REQUESTS.
(a) How many consumers took part in the Federal Trade Commission study described in the passage on mortgage disclosures?
(b) Please pick up the passage on mortgage disclosures, not the data, after its last sentence and continue it.

PASSAGE SHOWN.
>>>

The Federal Trade Commission completed a study of 800 consumers throughout the country providing them Standard disclosures for “fixed” rate mortgages to determine their level of understanding. Remarkably the majority shown a standard disclosure form were totally baffled. The FTC found that the required disclosures were ineffective at explaining the costs and risks of home loans. “Mortgage disclosures designed more than 30 years ago can be confusing even for simple loans, and they do not address the variety and complexity of today’s mortgage products,” FTC Chairman Deborah Platt Majoras said in a statement.

The Los Angeles Times has extensively reported on the complexities of Option Adjustable Rate Mortgages and the dangers faced by consumers who acquired such loans. The issue is timely. In the wake of the housing market’s boom and subsequent slowdown, as well as the meltdown in sub-prime mortgages, many homeowners have said they didn’t understand the terms of the loans they took out.

<<<

MATERIAL.
>>>

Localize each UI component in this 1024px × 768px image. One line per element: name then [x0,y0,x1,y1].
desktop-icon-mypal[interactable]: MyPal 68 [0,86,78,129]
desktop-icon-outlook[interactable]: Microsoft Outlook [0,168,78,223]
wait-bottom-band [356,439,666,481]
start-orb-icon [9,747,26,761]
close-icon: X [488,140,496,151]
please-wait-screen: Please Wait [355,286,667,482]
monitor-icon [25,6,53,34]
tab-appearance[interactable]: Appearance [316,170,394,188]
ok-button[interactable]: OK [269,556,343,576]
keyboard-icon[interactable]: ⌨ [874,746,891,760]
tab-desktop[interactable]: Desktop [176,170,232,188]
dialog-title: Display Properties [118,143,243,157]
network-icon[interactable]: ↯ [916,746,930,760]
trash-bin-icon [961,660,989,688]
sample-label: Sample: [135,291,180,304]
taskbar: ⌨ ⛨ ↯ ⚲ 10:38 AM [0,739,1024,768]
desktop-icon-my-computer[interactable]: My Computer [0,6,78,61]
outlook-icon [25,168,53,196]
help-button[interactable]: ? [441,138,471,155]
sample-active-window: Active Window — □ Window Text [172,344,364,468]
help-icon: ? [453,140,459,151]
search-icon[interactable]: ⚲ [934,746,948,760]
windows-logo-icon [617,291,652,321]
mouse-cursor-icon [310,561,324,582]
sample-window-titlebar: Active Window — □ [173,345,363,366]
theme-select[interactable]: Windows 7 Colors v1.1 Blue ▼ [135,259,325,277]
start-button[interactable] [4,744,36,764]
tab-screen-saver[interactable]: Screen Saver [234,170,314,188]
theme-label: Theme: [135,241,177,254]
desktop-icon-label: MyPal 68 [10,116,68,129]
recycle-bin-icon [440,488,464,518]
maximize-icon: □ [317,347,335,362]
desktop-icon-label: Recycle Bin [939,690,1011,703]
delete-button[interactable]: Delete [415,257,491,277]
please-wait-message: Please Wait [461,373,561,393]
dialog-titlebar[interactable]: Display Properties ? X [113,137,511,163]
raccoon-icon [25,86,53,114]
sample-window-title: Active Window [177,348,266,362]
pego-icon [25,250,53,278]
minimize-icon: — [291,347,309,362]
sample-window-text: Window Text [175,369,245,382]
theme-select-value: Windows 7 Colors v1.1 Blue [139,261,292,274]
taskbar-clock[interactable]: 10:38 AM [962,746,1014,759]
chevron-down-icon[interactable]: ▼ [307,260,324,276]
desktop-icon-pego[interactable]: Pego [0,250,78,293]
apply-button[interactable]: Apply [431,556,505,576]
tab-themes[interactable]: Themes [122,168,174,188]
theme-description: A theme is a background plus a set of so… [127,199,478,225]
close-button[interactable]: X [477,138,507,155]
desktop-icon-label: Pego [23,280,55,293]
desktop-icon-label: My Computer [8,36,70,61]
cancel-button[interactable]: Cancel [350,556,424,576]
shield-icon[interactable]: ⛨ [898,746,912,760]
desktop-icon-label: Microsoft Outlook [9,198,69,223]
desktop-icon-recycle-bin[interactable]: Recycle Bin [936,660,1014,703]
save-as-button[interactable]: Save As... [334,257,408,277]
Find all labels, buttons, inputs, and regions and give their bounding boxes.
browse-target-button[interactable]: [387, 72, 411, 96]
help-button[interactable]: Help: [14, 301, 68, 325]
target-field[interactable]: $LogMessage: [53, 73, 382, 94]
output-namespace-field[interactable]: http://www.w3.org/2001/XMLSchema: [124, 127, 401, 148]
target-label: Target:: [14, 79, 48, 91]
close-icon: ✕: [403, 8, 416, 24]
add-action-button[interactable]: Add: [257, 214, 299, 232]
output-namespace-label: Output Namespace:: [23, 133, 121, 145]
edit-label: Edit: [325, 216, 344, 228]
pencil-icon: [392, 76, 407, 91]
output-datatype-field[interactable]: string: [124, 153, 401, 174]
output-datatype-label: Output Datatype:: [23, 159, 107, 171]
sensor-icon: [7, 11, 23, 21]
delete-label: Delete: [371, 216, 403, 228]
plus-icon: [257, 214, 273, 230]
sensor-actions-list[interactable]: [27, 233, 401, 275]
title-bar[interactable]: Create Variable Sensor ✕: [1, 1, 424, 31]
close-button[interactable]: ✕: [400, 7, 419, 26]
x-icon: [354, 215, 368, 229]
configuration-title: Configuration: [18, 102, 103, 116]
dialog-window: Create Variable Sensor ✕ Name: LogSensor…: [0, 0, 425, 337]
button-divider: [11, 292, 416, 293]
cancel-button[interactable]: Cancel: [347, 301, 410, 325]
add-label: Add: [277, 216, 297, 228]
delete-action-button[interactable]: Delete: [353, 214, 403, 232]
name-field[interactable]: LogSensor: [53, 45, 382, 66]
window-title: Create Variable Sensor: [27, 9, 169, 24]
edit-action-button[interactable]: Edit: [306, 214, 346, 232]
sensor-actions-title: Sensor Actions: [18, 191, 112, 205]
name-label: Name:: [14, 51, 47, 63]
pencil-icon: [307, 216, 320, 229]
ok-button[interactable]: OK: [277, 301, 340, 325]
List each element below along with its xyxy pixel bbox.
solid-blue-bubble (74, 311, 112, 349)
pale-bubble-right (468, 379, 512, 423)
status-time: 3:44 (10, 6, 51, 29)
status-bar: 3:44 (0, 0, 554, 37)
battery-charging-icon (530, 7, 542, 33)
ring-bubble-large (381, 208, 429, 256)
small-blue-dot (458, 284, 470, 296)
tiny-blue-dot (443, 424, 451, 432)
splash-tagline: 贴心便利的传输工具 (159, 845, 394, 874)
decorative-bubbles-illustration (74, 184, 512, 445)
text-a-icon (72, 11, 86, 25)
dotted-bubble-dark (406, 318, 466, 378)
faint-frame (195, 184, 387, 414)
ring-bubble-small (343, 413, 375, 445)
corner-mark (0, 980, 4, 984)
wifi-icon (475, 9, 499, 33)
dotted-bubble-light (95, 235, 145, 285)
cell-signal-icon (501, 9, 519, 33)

<<<

ANSWERS PER TASK.
(a) 800 consumers.

(b)
In the FTC study, more than 800 recent mortgage customers were each given disclosure forms for a hypothetical loan. About half got forms of the type currently used. The rest got prototype forms designed by the study authors to be understandable.

The study found that when given the disclosures now used:

• Half the borrowers couldn’t correctly identify the loan amount.

• Nine in 10 couldn’t figure out the total upfront cost of the loan.

• Two-thirds did not recognize that they would have to pay a penalty if they paid off the mortgage within two years. And 95% didn’t know how much that penalty would be.

This has been especially true with increasingly popular but complicated products such as “option ARMs” — adjustable-rate mortgages that let borrowers choose their payment amount each month and can even increase the total amount they owe on their loan.